[Stored records]

+ + +

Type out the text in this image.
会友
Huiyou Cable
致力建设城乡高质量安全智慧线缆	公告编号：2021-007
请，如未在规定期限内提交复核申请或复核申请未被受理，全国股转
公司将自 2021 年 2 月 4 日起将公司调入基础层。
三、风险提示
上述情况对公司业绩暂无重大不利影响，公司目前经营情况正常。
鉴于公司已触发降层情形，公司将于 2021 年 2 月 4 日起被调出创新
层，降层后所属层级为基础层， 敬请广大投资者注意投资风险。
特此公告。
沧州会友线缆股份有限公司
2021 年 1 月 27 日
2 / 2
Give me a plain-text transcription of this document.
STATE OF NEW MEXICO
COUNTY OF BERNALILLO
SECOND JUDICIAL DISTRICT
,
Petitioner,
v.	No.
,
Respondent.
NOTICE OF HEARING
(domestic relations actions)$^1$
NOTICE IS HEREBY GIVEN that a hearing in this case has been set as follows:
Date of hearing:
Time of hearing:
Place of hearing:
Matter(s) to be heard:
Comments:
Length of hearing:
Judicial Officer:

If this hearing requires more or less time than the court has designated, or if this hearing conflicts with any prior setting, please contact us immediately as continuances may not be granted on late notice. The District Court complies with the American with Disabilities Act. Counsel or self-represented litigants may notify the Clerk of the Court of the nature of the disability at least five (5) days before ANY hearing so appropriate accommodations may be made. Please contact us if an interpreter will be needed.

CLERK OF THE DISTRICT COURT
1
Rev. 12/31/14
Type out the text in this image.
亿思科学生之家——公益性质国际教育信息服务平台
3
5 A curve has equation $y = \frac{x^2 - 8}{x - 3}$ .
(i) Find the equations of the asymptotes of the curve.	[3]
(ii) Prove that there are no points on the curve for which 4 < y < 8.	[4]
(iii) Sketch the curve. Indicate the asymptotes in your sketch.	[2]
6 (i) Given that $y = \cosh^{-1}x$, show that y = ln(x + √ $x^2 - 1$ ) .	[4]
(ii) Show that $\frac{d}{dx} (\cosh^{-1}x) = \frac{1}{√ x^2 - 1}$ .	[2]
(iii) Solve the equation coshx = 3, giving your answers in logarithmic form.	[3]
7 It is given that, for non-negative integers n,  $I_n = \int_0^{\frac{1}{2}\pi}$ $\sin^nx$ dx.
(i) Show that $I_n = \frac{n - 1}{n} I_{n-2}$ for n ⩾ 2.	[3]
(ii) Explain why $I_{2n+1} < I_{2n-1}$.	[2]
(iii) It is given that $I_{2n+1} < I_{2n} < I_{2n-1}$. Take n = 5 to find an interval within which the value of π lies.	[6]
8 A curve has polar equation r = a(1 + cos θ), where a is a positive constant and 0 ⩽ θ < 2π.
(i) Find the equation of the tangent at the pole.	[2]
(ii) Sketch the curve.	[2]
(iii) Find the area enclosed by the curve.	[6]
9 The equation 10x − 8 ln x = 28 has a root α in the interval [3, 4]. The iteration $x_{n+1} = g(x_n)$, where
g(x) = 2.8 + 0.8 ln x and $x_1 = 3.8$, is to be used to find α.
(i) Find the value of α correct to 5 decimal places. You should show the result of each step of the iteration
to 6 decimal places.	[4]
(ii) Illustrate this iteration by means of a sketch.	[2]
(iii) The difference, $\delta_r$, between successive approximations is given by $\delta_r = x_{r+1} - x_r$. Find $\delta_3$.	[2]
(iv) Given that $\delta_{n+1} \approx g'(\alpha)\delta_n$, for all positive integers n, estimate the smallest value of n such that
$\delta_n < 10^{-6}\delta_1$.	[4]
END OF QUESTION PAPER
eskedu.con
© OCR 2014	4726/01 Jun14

+ + +

Given request:
All of the entries should be written out again exactly.

Written solution:
Type out the text in this image.
会友
Huiyou Cable
致力建设城乡高质量安全智慧线缆	公告编号：2021-007
请，如未在规定期限内提交复核申请或复核申请未被受理，全国股转
公司将自 2021 年 2 月 4 日起将公司调入基础层。
三、风险提示
上述情况对公司业绩暂无重大不利影响，公司目前经营情况正常。
鉴于公司已触发降层情形，公司将于 2021 年 2 月 4 日起被调出创新
层，降层后所属层级为基础层， 敬请广大投资者注意投资风险。
特此公告。
沧州会友线缆股份有限公司
2021 年 1 月 27 日
2 / 2
Give me a plain-text transcription of this document.
STATE OF NEW MEXICO
COUNTY OF BERNALILLO
SECOND JUDICIAL DISTRICT
,
Petitioner,
v.	No.
,
Respondent.
NOTICE OF HEARING
(domestic relations actions)$^1$
NOTICE IS HEREBY GIVEN that a hearing in this case has been set as follows:
Date of hearing:
Time of hearing:
Place of hearing:
Matter(s) to be heard:
Comments:
Length of hearing:
Judicial Officer:

If this hearing requires more or less time than the court has designated, or if this hearing conflicts with any prior setting, please contact us immediately as continuances may not be granted on late notice. The District Court complies with the American with Disabilities Act. Counsel or self-represented litigants may notify the Clerk of the Court of the nature of the disability at least five (5) days before ANY hearing so appropriate accommodations may be made. Please contact us if an interpreter will be needed.

CLERK OF THE DISTRICT COURT
1
Rev. 12/31/14
Type out the text in this image.
亿思科学生之家——公益性质国际教育信息服务平台
3
5 A curve has equation $y = \frac{x^2 - 8}{x - 3}$ .
(i) Find the equations of the asymptotes of the curve.	[3]
(ii) Prove that there are no points on the curve for which 4 < y < 8.	[4]
(iii) Sketch the curve. Indicate the asymptotes in your sketch.	[2]
6 (i) Given that $y = \cosh^{-1}x$, show that y = ln(x + √ $x^2 - 1$ ) .	[4]
(ii) Show that $\frac{d}{dx} (\cosh^{-1}x) = \frac{1}{√ x^2 - 1}$ .	[2]
(iii) Solve the equation coshx = 3, giving your answers in logarithmic form.	[3]
7 It is given that, for non-negative integers n,  $I_n = \int_0^{\frac{1}{2}\pi}$ $\sin^nx$ dx.
(i) Show that $I_n = \frac{n - 1}{n} I_{n-2}$ for n ⩾ 2.	[3]
(ii) Explain why $I_{2n+1} < I_{2n-1}$.	[2]
(iii) It is given that $I_{2n+1} < I_{2n} < I_{2n-1}$. Take n = 5 to find an interval within which the value of π lies.	[6]
8 A curve has polar equation r = a(1 + cos θ), where a is a positive constant and 0 ⩽ θ < 2π.
(i) Find the equation of the tangent at the pole.	[2]
(ii) Sketch the curve.	[2]
(iii) Find the area enclosed by the curve.	[6]
9 The equation 10x − 8 ln x = 28 has a root α in the interval [3, 4]. The iteration $x_{n+1} = g(x_n)$, where
g(x) = 2.8 + 0.8 ln x and $x_1 = 3.8$, is to be used to find α.
(i) Find the value of α correct to 5 decimal places. You should show the result of each step of the iteration
to 6 decimal places.	[4]
(ii) Illustrate this iteration by means of a sketch.	[2]
(iii) The difference, $\delta_r$, between successive approximations is given by $\delta_r = x_{r+1} - x_r$. Find $\delta_3$.	[2]
(iv) Given that $\delta_{n+1} \approx g'(\alpha)\delta_n$, for all positive integers n, estimate the smallest value of n such that
$\delta_n < 10^{-6}\delta_1$.	[4]
END OF QUESTION PAPER
eskedu.con
© OCR 2014	4726/01 Jun14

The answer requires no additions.